> [Your task] Write every record out again exactly as given.

> [The records]
....
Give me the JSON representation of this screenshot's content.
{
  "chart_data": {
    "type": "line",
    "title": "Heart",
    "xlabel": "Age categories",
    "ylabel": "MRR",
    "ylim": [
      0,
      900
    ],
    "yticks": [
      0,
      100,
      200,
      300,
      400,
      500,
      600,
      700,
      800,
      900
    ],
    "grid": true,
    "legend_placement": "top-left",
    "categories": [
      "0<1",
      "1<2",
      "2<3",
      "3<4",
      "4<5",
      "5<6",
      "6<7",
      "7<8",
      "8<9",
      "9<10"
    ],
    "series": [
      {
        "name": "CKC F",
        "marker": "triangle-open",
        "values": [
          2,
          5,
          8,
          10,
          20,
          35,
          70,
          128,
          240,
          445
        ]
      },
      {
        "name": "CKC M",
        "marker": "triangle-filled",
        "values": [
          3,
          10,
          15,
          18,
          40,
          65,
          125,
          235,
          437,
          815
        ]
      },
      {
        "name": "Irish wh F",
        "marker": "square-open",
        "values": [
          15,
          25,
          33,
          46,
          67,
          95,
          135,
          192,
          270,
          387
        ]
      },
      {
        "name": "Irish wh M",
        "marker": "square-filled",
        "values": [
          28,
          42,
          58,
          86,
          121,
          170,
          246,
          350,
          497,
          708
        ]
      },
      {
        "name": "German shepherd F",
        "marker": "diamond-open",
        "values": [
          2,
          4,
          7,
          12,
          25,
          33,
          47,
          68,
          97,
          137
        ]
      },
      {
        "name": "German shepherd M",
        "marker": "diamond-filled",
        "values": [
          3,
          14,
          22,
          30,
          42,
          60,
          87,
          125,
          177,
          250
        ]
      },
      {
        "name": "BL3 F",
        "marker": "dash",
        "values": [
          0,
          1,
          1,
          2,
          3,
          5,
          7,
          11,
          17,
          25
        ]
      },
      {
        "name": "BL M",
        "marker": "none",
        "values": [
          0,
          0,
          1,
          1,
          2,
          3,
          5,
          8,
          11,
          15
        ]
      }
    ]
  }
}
....
> [Worked answer]
Give me the JSON representation of this screenshot's content.
{
  "chart_data": {
    "type": "line",
    "title": "Heart",
    "xlabel": "Age categories",
    "ylabel": "MRR",
    "ylim": [
      0,
      900
    ],
    "yticks": [
      0,
      100,
      200,
      300,
      400,
      500,
      600,
      700,
      800,
      900
    ],
    "grid": true,
    "legend_placement": "top-left",
    "categories": [
      "0<1",
      "1<2",
      "2<3",
      "3<4",
      "4<5",
      "5<6",
      "6<7",
      "7<8",
      "8<9",
      "9<10"
    ],
    "series": [
      {
        "name": "CKC F",
        "marker": "triangle-open",
        "values": [
          2,
          5,
          8,
          10,
          20,
          35,
          70,
          128,
          240,
          445
        ]
      },
      {
        "name": "CKC M",
        "marker": "triangle-filled",
        "values": [
          3,
          10,
          15,
          18,
          40,
          65,
          125,
          235,
          437,
          815
        ]
      },
      {
        "name": "Irish wh F",
        "marker": "square-open",
        "values": [
          15,
          25,
          33,
          46,
          67,
          95,
          135,
          192,
          270,
          387
        ]
      },
      {
        "name": "Irish wh M",
        "marker": "square-filled",
        "values": [
          28,
          42,
          58,
          86,
          121,
          170,
          246,
          350,
          497,
          708
        ]
      },
      {
        "name": "German shepherd F",
        "marker": "diamond-open",
        "values": [
          2,
          4,
          7,
          12,
          25,
          33,
          47,
          68,
          97,
          137
        ]
      },
      {
        "name": "German shepherd M",
        "marker": "diamond-filled",
        "values": [
          3,
          14,
          22,
          30,
          42,
          60,
          87,
          125,
          177,
          250
        ]
      },
      {
        "name": "BL3 F",
        "marker": "dash",
        "values": [
          0,
          1,
          1,
          2,
          3,
          5,
          7,
          11,
          17,
          25
        ]
      },
      {
        "name": "BL M",
        "marker": "none",
        "values": [
          0,
          0,
          1,
          1,
          2,
          3,
          5,
          8,
          11,
          15
        ]
      }
    ]
  }
}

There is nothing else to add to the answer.